[Stored items from a collection]
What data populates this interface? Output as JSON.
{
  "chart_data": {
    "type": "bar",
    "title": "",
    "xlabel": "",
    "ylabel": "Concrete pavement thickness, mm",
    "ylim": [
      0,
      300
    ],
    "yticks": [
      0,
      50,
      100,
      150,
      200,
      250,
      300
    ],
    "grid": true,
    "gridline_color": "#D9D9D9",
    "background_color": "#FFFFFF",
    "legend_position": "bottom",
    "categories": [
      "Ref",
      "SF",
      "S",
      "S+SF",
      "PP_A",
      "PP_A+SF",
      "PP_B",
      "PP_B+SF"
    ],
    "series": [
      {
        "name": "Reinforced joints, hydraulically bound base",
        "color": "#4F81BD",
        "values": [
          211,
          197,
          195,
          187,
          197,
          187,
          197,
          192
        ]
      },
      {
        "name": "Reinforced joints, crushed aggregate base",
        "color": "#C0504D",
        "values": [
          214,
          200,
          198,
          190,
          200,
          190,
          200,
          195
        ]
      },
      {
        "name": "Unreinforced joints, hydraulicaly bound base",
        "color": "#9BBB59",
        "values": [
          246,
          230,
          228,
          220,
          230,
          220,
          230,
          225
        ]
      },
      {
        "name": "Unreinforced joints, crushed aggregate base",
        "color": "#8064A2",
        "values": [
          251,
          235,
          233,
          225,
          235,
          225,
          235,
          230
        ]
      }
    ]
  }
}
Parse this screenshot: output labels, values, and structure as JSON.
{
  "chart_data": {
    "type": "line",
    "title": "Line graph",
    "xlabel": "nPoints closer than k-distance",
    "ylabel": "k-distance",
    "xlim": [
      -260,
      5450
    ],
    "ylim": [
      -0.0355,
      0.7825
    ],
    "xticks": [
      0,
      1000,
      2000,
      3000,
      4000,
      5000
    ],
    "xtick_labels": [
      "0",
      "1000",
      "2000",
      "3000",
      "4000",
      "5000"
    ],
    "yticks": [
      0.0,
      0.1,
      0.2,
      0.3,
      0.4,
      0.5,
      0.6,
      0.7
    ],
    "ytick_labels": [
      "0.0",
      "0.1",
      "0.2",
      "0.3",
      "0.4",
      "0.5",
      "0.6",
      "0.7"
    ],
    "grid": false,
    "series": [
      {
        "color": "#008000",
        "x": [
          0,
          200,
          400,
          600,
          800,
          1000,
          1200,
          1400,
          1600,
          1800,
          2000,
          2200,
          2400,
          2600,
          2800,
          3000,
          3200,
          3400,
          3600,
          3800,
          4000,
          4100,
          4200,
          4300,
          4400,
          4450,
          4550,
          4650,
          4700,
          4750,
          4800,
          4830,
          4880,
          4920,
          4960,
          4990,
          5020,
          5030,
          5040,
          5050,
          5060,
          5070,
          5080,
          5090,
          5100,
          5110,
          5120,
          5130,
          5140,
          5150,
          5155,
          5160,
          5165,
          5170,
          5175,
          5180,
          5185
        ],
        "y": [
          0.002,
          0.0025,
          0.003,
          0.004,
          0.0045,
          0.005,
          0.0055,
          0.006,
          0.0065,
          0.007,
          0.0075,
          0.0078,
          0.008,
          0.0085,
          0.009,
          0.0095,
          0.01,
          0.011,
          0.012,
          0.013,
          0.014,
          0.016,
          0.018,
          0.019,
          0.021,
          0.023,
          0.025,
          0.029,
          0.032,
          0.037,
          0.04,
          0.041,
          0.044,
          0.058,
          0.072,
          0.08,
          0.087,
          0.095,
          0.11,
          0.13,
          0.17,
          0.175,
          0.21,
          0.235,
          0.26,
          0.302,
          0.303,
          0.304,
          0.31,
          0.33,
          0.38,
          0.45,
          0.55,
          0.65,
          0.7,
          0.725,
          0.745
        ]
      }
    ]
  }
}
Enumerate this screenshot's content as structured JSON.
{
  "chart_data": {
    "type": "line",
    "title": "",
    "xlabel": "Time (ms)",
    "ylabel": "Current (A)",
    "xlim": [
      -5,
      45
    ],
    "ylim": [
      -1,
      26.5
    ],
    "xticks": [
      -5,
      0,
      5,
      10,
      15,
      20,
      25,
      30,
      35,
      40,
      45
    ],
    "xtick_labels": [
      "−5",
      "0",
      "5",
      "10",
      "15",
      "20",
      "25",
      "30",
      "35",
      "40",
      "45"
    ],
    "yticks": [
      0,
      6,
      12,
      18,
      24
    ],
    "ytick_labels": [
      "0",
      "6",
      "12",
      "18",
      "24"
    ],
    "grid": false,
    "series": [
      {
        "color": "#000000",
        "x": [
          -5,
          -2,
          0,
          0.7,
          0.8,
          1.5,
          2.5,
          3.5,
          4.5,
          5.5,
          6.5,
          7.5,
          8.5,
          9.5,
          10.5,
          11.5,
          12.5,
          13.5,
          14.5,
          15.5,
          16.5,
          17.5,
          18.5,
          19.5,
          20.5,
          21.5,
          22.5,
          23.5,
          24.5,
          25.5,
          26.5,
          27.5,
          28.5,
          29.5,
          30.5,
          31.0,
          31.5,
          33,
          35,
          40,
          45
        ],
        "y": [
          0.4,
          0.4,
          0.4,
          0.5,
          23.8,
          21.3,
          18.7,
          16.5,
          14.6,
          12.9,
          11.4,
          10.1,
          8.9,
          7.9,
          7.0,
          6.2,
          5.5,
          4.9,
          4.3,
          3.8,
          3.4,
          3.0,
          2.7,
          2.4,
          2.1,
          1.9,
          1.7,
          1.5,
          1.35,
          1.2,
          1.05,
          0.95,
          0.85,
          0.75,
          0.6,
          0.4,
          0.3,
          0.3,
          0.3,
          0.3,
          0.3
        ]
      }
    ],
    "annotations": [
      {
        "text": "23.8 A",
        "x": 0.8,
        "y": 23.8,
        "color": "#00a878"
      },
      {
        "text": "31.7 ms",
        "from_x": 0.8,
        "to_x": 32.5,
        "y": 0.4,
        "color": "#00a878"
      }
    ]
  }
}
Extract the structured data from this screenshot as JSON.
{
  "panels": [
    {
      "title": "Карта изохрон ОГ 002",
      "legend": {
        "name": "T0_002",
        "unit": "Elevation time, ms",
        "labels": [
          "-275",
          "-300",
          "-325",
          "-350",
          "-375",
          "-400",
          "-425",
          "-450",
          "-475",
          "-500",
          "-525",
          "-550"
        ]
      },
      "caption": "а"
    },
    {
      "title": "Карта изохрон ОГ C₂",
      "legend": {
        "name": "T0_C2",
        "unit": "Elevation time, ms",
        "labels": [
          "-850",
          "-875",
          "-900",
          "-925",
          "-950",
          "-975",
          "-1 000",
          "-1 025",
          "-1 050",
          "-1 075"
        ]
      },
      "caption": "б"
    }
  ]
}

■ Challenge ■
Reproduce the material above, every line of it, exactly.

■ Solution to this problem ■
What data populates this interface? Output as JSON.
{
  "chart_data": {
    "type": "bar",
    "title": "",
    "xlabel": "",
    "ylabel": "Concrete pavement thickness, mm",
    "ylim": [
      0,
      300
    ],
    "yticks": [
      0,
      50,
      100,
      150,
      200,
      250,
      300
    ],
    "grid": true,
    "gridline_color": "#D9D9D9",
    "background_color": "#FFFFFF",
    "legend_position": "bottom",
    "categories": [
      "Ref",
      "SF",
      "S",
      "S+SF",
      "PP_A",
      "PP_A+SF",
      "PP_B",
      "PP_B+SF"
    ],
    "series": [
      {
        "name": "Reinforced joints, hydraulically bound base",
        "color": "#4F81BD",
        "values": [
          211,
          197,
          195,
          187,
          197,
          187,
          197,
          192
        ]
      },
      {
        "name": "Reinforced joints, crushed aggregate base",
        "color": "#C0504D",
        "values": [
          214,
          200,
          198,
          190,
          200,
          190,
          200,
          195
        ]
      },
      {
        "name": "Unreinforced joints, hydraulicaly bound base",
        "color": "#9BBB59",
        "values": [
          246,
          230,
          228,
          220,
          230,
          220,
          230,
          225
        ]
      },
      {
        "name": "Unreinforced joints, crushed aggregate base",
        "color": "#8064A2",
        "values": [
          251,
          235,
          233,
          225,
          235,
          225,
          235,
          230
        ]
      }
    ]
  }
}
Parse this screenshot: output labels, values, and structure as JSON.
{
  "chart_data": {
    "type": "line",
    "title": "Line graph",
    "xlabel": "nPoints closer than k-distance",
    "ylabel": "k-distance",
    "xlim": [
      -260,
      5450
    ],
    "ylim": [
      -0.0355,
      0.7825
    ],
    "xticks": [
      0,
      1000,
      2000,
      3000,
      4000,
      5000
    ],
    "xtick_labels": [
      "0",
      "1000",
      "2000",
      "3000",
      "4000",
      "5000"
    ],
    "yticks": [
      0.0,
      0.1,
      0.2,
      0.3,
      0.4,
      0.5,
      0.6,
      0.7
    ],
    "ytick_labels": [
      "0.0",
      "0.1",
      "0.2",
      "0.3",
      "0.4",
      "0.5",
      "0.6",
      "0.7"
    ],
    "grid": false,
    "series": [
      {
        "color": "#008000",
        "x": [
          0,
          200,
          400,
          600,
          800,
          1000,
          1200,
          1400,
          1600,
          1800,
          2000,
          2200,
          2400,
          2600,
          2800,
          3000,
          3200,
          3400,
          3600,
          3800,
          4000,
          4100,
          4200,
          4300,
          4400,
          4450,
          4550,
          4650,
          4700,
          4750,
          4800,
          4830,
          4880,
          4920,
          4960,
          4990,
          5020,
          5030,
          5040,
          5050,
          5060,
          5070,
          5080,
          5090,
          5100,
          5110,
          5120,
          5130,
          5140,
          5150,
          5155,
          5160,
          5165,
          5170,
          5175,
          5180,
          5185
        ],
        "y": [
          0.002,
          0.0025,
          0.003,
          0.004,
          0.0045,
          0.005,
          0.0055,
          0.006,
          0.0065,
          0.007,
          0.0075,
          0.0078,
          0.008,
          0.0085,
          0.009,
          0.0095,
          0.01,
          0.011,
          0.012,
          0.013,
          0.014,
          0.016,
          0.018,
          0.019,
          0.021,
          0.023,
          0.025,
          0.029,
          0.032,
          0.037,
          0.04,
          0.041,
          0.044,
          0.058,
          0.072,
          0.08,
          0.087,
          0.095,
          0.11,
          0.13,
          0.17,
          0.175,
          0.21,
          0.235,
          0.26,
          0.302,
          0.303,
          0.304,
          0.31,
          0.33,
          0.38,
          0.45,
          0.55,
          0.65,
          0.7,
          0.725,
          0.745
        ]
      }
    ]
  }
}
Enumerate this screenshot's content as structured JSON.
{
  "chart_data": {
    "type": "line",
    "title": "",
    "xlabel": "Time (ms)",
    "ylabel": "Current (A)",
    "xlim": [
      -5,
      45
    ],
    "ylim": [
      -1,
      26.5
    ],
    "xticks": [
      -5,
      0,
      5,
      10,
      15,
      20,
      25,
      30,
      35,
      40,
      45
    ],
    "xtick_labels": [
      "−5",
      "0",
      "5",
      "10",
      "15",
      "20",
      "25",
      "30",
      "35",
      "40",
      "45"
    ],
    "yticks": [
      0,
      6,
      12,
      18,
      24
    ],
    "ytick_labels": [
      "0",
      "6",
      "12",
      "18",
      "24"
    ],
    "grid": false,
    "series": [
      {
        "color": "#000000",
        "x": [
          -5,
          -2,
          0,
          0.7,
          0.8,
          1.5,
          2.5,
          3.5,
          4.5,
          5.5,
          6.5,
          7.5,
          8.5,
          9.5,
          10.5,
          11.5,
          12.5,
          13.5,
          14.5,
          15.5,
          16.5,
          17.5,
          18.5,
          19.5,
          20.5,
          21.5,
          22.5,
          23.5,
          24.5,
          25.5,
          26.5,
          27.5,
          28.5,
          29.5,
          30.5,
          31.0,
          31.5,
          33,
          35,
          40,
          45
        ],
        "y": [
          0.4,
          0.4,
          0.4,
          0.5,
          23.8,
          21.3,
          18.7,
          16.5,
          14.6,
          12.9,
          11.4,
          10.1,
          8.9,
          7.9,
          7.0,
          6.2,
          5.5,
          4.9,
          4.3,
          3.8,
          3.4,
          3.0,
          2.7,
          2.4,
          2.1,
          1.9,
          1.7,
          1.5,
          1.35,
          1.2,
          1.05,
          0.95,
          0.85,
          0.75,
          0.6,
          0.4,
          0.3,
          0.3,
          0.3,
          0.3,
          0.3
        ]
      }
    ],
    "annotations": [
      {
        "text": "23.8 A",
        "x": 0.8,
        "y": 23.8,
        "color": "#00a878"
      },
      {
        "text": "31.7 ms",
        "from_x": 0.8,
        "to_x": 32.5,
        "y": 0.4,
        "color": "#00a878"
      }
    ]
  }
}
Extract the structured data from this screenshot as JSON.
{
  "panels": [
    {
      "title": "Карта изохрон ОГ 002",
      "legend": {
        "name": "T0_002",
        "unit": "Elevation time, ms",
        "labels": [
          "-275",
          "-300",
          "-325",
          "-350",
          "-375",
          "-400",
          "-425",
          "-450",
          "-475",
          "-500",
          "-525",
          "-550"
        ]
      },
      "caption": "а"
    },
    {
      "title": "Карта изохрон ОГ C₂",
      "legend": {
        "name": "T0_C2",
        "unit": "Elevation time, ms",
        "labels": [
          "-850",
          "-875",
          "-900",
          "-925",
          "-950",
          "-975",
          "-1 000",
          "-1 025",
          "-1 050",
          "-1 075"
        ]
      },
      "caption": "б"
    }
  ]
}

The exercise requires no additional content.